■ **What to do**: Copy out the items below, replacing "code-line" with "source-line" wherever it appears and leaving everything else unchanged.

=====

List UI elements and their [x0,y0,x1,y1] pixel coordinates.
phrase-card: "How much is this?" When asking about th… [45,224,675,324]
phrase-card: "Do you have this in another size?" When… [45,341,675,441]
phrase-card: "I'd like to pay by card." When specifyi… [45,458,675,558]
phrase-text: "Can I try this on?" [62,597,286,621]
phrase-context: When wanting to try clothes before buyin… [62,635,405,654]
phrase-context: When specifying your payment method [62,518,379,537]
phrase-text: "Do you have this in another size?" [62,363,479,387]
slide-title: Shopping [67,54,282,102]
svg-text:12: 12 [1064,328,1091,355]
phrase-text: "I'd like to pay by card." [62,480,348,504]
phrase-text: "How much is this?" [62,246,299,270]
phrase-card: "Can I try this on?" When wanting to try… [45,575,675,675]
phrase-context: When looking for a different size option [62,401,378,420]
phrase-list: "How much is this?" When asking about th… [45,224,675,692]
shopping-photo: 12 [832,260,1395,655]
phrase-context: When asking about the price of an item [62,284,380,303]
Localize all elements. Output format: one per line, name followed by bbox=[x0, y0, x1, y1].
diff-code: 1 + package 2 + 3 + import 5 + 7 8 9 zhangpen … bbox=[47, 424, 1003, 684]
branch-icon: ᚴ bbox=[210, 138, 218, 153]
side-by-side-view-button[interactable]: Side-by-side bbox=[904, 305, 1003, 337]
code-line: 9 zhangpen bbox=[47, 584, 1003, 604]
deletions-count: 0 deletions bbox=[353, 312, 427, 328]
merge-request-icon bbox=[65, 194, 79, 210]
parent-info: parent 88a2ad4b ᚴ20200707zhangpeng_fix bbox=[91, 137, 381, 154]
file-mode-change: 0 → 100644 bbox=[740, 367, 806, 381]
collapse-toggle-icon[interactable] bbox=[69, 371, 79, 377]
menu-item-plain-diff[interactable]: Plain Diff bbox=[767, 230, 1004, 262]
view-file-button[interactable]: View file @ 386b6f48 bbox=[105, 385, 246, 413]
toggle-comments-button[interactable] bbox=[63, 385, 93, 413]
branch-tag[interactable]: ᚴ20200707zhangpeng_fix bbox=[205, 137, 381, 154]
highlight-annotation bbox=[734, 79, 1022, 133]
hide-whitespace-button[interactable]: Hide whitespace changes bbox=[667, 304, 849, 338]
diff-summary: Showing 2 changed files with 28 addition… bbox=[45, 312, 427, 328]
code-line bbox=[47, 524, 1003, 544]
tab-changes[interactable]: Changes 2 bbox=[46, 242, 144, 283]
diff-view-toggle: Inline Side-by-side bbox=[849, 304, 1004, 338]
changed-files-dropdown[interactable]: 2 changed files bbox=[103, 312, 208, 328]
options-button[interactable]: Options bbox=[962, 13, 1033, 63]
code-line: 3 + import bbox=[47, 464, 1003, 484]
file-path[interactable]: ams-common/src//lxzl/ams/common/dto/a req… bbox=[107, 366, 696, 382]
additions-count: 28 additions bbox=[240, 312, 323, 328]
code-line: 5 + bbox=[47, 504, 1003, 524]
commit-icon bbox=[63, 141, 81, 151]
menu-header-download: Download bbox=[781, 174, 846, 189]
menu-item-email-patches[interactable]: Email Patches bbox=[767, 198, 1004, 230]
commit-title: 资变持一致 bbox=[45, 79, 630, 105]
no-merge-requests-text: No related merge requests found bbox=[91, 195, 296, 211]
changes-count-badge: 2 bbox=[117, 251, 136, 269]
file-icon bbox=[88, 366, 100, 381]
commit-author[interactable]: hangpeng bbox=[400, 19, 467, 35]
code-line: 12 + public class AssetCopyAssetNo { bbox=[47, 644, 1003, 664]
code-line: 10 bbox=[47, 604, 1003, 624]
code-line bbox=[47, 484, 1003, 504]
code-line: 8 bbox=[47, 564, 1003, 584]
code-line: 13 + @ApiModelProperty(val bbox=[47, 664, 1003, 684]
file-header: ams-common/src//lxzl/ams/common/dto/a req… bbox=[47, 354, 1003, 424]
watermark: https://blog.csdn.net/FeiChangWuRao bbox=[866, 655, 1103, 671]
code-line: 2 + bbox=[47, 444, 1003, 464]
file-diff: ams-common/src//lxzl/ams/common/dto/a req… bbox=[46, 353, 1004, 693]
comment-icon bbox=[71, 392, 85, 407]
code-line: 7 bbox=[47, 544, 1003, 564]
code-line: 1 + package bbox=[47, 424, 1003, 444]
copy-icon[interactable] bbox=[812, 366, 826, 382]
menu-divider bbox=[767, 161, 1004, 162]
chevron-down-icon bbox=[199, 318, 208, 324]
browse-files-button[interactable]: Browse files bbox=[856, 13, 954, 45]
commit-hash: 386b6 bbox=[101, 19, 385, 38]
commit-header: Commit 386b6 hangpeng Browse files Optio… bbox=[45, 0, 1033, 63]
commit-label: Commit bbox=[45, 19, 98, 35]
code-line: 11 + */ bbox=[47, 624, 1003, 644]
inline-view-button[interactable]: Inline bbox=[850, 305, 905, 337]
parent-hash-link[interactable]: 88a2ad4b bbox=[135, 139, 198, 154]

=====

■ **Result of the task**:
List UI elements and their [x0,y0,x1,y1] pixel coordinates.
phrase-card: "How much is this?" When asking about th… [45,224,675,324]
phrase-card: "Do you have this in another size?" When… [45,341,675,441]
phrase-card: "I'd like to pay by card." When specifyi… [45,458,675,558]
phrase-text: "Can I try this on?" [62,597,286,621]
phrase-context: When wanting to try clothes before buyin… [62,635,405,654]
phrase-context: When specifying your payment method [62,518,379,537]
phrase-text: "Do you have this in another size?" [62,363,479,387]
slide-title: Shopping [67,54,282,102]
svg-text:12: 12 [1064,328,1091,355]
phrase-text: "I'd like to pay by card." [62,480,348,504]
phrase-text: "How much is this?" [62,246,299,270]
phrase-card: "Can I try this on?" When wanting to try… [45,575,675,675]
phrase-context: When looking for a different size option [62,401,378,420]
phrase-list: "How much is this?" When asking about th… [45,224,675,692]
shopping-photo: 12 [832,260,1395,655]
phrase-context: When asking about the price of an item [62,284,380,303]
Localize all elements. Output format: one per line, name followed by bbox=[x0, y0, x1, y1].
diff-code: 1 + package 2 + 3 + import 5 + 7 8 9 zhangpen … bbox=[47, 424, 1003, 684]
branch-icon: ᚴ bbox=[210, 138, 218, 153]
side-by-side-view-button[interactable]: Side-by-side bbox=[904, 305, 1003, 337]
source-line: 9 zhangpen bbox=[47, 584, 1003, 604]
deletions-count: 0 deletions bbox=[353, 312, 427, 328]
merge-request-icon bbox=[65, 194, 79, 210]
parent-info: parent 88a2ad4b ᚴ20200707zhangpeng_fix bbox=[91, 137, 381, 154]
file-mode-change: 0 → 100644 bbox=[740, 367, 806, 381]
collapse-toggle-icon[interactable] bbox=[69, 371, 79, 377]
menu-item-plain-diff[interactable]: Plain Diff bbox=[767, 230, 1004, 262]
view-file-button[interactable]: View file @ 386b6f48 bbox=[105, 385, 246, 413]
toggle-comments-button[interactable] bbox=[63, 385, 93, 413]
branch-tag[interactable]: ᚴ20200707zhangpeng_fix bbox=[205, 137, 381, 154]
highlight-annotation bbox=[734, 79, 1022, 133]
hide-whitespace-button[interactable]: Hide whitespace changes bbox=[667, 304, 849, 338]
diff-summary: Showing 2 changed files with 28 addition… bbox=[45, 312, 427, 328]
source-line bbox=[47, 524, 1003, 544]
tab-changes[interactable]: Changes 2 bbox=[46, 242, 144, 283]
diff-view-toggle: Inline Side-by-side bbox=[849, 304, 1004, 338]
changed-files-dropdown[interactable]: 2 changed files bbox=[103, 312, 208, 328]
options-button[interactable]: Options bbox=[962, 13, 1033, 63]
source-line: 3 + import bbox=[47, 464, 1003, 484]
file-path[interactable]: ams-common/src//lxzl/ams/common/dto/a req… bbox=[107, 366, 696, 382]
additions-count: 28 additions bbox=[240, 312, 323, 328]
source-line: 5 + bbox=[47, 504, 1003, 524]
commit-icon bbox=[63, 141, 81, 151]
menu-header-download: Download bbox=[781, 174, 846, 189]
menu-item-email-patches[interactable]: Email Patches bbox=[767, 198, 1004, 230]
commit-title: 资变持一致 bbox=[45, 79, 630, 105]
no-merge-requests-text: No related merge requests found bbox=[91, 195, 296, 211]
changes-count-badge: 2 bbox=[117, 251, 136, 269]
file-icon bbox=[88, 366, 100, 381]
commit-author[interactable]: hangpeng bbox=[400, 19, 467, 35]
source-line: 12 + public class AssetCopyAssetNo { bbox=[47, 644, 1003, 664]
source-line: 10 bbox=[47, 604, 1003, 624]
source-line bbox=[47, 484, 1003, 504]
source-line: 8 bbox=[47, 564, 1003, 584]
source-line: 13 + @ApiModelProperty(val bbox=[47, 664, 1003, 684]
file-header: ams-common/src//lxzl/ams/common/dto/a req… bbox=[47, 354, 1003, 424]
watermark: https://blog.csdn.net/FeiChangWuRao bbox=[866, 655, 1103, 671]
source-line: 2 + bbox=[47, 444, 1003, 464]
file-diff: ams-common/src//lxzl/ams/common/dto/a req… bbox=[46, 353, 1004, 693]
comment-icon bbox=[71, 392, 85, 407]
source-line: 7 bbox=[47, 544, 1003, 564]
source-line: 1 + package bbox=[47, 424, 1003, 444]
copy-icon[interactable] bbox=[812, 366, 826, 382]
menu-divider bbox=[767, 161, 1004, 162]
chevron-down-icon bbox=[199, 318, 208, 324]
browse-files-button[interactable]: Browse files bbox=[856, 13, 954, 45]
commit-hash: 386b6 bbox=[101, 19, 385, 38]
commit-header: Commit 386b6 hangpeng Browse files Optio… bbox=[45, 0, 1033, 63]
commit-label: Commit bbox=[45, 19, 98, 35]
source-line: 11 + */ bbox=[47, 624, 1003, 644]
inline-view-button[interactable]: Inline bbox=[850, 305, 905, 337]
parent-hash-link[interactable]: 88a2ad4b bbox=[135, 139, 198, 154]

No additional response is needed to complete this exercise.